_TASK TO CARRY OUT_
Keep only the lines that hold the string "bonds", filtering out the rest of the entries below.

_THE RECORDS_

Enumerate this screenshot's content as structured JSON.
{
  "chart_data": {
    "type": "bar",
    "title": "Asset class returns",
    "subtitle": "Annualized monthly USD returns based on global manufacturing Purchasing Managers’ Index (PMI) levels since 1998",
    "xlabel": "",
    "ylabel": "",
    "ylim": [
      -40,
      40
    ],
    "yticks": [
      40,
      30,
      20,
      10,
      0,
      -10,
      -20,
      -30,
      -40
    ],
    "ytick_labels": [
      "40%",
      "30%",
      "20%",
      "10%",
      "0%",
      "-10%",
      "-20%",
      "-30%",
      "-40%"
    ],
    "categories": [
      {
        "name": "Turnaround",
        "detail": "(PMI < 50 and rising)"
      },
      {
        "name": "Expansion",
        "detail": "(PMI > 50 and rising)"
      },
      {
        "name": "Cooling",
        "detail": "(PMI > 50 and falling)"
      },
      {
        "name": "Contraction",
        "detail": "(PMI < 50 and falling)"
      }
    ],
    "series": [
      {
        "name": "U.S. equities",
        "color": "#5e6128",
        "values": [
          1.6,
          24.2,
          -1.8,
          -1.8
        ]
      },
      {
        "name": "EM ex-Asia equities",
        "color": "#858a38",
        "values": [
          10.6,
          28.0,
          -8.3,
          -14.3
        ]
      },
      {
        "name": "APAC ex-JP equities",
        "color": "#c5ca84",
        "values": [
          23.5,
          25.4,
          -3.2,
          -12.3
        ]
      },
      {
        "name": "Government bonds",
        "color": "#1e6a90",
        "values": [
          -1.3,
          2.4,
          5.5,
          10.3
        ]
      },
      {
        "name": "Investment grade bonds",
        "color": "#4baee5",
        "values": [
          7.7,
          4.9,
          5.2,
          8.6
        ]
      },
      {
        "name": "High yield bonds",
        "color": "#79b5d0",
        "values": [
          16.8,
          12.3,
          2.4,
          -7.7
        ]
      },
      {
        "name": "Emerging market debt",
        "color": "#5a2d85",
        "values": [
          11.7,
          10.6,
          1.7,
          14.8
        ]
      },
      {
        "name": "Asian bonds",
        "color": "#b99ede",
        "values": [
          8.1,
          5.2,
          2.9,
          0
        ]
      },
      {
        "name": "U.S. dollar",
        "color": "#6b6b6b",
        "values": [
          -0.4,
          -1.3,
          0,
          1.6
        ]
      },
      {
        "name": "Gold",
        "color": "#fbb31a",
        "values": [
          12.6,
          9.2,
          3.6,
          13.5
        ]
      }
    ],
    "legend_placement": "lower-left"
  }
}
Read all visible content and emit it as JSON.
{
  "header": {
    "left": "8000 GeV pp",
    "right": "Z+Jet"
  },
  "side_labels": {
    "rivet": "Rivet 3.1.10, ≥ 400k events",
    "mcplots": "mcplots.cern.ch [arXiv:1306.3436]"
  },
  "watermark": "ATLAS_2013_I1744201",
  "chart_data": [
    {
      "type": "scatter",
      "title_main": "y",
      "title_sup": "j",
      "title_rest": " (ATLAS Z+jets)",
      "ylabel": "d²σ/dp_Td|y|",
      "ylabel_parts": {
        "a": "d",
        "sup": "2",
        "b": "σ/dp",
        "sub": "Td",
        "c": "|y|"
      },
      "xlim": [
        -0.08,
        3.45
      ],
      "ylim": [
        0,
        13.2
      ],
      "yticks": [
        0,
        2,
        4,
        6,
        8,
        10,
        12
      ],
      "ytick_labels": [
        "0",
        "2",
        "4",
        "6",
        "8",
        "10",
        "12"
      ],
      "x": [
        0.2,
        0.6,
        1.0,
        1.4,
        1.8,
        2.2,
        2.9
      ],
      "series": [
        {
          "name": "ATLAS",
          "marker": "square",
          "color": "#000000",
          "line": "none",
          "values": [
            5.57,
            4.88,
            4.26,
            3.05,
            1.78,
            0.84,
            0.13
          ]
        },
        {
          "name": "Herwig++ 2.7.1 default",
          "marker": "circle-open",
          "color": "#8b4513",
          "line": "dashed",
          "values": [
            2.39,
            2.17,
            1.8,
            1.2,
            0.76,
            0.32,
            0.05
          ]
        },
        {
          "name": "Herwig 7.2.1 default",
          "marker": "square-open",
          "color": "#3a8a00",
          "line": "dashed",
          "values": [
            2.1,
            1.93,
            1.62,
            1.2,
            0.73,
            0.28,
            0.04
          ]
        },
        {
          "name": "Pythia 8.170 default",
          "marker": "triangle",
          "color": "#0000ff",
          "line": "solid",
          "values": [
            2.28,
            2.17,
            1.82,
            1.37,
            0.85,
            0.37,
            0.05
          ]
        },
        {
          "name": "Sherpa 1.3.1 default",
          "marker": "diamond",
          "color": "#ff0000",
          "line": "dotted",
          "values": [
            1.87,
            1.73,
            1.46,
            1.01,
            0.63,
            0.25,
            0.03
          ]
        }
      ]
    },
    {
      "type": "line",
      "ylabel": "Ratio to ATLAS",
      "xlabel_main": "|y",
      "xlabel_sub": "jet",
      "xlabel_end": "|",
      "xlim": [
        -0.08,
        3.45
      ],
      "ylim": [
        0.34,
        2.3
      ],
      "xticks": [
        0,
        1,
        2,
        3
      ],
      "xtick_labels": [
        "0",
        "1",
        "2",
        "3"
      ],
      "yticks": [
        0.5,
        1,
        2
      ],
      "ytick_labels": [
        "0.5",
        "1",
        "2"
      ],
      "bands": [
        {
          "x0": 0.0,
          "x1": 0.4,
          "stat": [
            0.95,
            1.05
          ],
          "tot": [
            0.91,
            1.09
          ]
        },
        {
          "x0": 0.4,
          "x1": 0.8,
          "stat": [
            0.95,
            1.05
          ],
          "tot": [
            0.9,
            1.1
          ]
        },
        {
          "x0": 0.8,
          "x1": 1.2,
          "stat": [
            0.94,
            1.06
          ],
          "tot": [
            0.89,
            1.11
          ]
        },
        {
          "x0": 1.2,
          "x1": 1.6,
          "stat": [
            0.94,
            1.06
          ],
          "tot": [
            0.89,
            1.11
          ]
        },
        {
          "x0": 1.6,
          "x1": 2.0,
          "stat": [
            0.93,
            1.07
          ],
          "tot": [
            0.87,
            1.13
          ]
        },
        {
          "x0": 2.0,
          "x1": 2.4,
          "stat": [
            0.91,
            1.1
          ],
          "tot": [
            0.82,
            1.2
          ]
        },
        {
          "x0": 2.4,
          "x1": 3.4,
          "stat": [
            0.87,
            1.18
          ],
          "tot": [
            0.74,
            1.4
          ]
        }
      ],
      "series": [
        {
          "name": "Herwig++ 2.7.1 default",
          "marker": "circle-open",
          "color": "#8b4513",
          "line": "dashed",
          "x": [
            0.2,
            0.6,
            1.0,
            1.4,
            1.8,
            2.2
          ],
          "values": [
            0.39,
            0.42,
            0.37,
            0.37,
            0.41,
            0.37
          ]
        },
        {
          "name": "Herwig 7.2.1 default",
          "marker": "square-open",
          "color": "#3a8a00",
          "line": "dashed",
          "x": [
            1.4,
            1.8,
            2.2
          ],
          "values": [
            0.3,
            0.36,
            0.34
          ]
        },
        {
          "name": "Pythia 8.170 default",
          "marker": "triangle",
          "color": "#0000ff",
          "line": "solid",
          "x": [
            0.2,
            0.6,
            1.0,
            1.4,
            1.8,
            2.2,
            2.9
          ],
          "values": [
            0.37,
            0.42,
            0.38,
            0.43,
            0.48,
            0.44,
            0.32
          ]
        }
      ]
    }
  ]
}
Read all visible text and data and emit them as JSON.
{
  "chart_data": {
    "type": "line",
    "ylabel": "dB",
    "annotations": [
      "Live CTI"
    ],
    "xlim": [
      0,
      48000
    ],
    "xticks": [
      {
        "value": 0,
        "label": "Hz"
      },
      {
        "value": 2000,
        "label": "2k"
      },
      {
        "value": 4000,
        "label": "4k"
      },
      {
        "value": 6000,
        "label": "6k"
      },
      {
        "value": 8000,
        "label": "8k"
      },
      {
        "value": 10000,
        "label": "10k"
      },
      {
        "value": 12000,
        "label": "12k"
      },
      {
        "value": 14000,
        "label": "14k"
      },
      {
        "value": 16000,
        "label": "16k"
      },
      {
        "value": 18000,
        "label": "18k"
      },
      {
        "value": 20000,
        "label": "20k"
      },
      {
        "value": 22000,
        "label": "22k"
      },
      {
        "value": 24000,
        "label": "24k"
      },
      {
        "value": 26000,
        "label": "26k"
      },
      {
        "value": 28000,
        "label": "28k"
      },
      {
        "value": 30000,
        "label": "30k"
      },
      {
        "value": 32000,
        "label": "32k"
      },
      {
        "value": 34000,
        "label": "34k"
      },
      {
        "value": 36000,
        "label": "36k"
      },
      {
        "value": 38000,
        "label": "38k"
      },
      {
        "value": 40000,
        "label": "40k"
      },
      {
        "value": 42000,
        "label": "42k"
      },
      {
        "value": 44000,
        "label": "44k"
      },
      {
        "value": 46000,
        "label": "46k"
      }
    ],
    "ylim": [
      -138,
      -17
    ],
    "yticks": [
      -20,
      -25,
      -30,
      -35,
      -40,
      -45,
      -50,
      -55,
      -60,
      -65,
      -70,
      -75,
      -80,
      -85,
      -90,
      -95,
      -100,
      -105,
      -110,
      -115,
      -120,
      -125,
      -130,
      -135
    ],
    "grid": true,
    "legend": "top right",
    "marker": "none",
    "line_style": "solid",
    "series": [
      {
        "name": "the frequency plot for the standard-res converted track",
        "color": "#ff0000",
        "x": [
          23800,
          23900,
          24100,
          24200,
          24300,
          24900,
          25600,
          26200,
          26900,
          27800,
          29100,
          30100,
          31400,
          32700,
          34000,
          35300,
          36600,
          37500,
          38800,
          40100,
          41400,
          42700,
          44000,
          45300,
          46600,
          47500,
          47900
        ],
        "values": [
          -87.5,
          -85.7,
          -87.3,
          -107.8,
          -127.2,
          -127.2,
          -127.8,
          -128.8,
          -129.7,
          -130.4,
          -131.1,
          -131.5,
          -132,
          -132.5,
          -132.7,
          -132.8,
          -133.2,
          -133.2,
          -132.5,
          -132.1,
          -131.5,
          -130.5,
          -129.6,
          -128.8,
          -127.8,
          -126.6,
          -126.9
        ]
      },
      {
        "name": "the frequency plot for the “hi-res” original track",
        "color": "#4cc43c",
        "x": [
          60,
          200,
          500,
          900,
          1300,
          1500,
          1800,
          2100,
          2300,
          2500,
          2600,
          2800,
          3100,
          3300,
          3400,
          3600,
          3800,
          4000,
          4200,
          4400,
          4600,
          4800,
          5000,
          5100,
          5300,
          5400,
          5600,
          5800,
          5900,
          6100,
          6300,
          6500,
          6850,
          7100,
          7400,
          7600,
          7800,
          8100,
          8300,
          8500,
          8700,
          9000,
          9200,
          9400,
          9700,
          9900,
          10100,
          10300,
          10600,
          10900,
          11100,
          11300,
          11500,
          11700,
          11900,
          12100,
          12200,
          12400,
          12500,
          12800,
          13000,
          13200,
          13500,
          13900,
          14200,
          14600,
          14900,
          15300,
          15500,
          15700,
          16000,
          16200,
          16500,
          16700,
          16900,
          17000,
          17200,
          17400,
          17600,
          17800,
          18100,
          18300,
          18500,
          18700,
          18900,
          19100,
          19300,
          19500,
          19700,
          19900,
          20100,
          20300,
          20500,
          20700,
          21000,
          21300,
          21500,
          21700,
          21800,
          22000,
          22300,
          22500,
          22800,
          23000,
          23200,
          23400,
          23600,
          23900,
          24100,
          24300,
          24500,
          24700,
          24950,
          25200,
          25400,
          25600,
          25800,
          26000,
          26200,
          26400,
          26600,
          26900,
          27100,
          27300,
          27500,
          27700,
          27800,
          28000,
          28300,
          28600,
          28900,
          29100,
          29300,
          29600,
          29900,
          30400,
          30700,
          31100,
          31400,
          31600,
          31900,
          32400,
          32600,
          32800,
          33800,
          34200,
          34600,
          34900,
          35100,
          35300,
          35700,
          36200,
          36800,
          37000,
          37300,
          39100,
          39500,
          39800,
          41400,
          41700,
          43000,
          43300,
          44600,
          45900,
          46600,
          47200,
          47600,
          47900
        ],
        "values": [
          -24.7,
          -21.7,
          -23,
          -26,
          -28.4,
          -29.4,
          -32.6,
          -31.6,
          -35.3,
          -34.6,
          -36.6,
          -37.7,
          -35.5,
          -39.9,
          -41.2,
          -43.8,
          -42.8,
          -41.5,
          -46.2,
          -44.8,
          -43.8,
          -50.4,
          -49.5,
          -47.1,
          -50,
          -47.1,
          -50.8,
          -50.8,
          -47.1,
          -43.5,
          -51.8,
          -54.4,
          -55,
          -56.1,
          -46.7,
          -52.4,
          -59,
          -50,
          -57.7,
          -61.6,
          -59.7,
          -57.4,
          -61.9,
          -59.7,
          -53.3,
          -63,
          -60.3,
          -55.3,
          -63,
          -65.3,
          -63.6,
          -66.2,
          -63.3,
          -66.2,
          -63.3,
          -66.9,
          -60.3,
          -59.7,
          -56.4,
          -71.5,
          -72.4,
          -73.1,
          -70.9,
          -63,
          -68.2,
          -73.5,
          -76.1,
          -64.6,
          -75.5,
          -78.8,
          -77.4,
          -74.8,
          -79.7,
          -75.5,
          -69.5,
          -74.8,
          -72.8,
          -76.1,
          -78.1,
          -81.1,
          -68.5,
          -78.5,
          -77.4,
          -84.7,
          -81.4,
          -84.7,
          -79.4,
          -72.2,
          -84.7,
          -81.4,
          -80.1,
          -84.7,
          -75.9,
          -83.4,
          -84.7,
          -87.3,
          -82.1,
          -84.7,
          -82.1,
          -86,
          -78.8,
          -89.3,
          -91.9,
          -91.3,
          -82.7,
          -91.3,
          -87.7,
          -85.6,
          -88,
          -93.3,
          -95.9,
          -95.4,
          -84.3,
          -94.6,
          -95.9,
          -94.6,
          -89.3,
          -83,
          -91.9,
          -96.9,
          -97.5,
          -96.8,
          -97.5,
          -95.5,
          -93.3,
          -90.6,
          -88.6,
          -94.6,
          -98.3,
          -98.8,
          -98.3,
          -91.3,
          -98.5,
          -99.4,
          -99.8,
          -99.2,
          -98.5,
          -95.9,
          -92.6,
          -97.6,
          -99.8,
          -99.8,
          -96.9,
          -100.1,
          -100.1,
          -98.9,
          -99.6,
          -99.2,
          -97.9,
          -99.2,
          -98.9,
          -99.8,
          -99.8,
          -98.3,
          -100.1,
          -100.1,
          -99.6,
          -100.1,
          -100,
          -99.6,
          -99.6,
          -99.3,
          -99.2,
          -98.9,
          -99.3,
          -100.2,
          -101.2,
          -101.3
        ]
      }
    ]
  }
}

_WRITTEN ANSWER_
        "name": "Government bonds",
        "name": "Investment grade bonds",
        "name": "High yield bonds",
        "name": "Asian bonds",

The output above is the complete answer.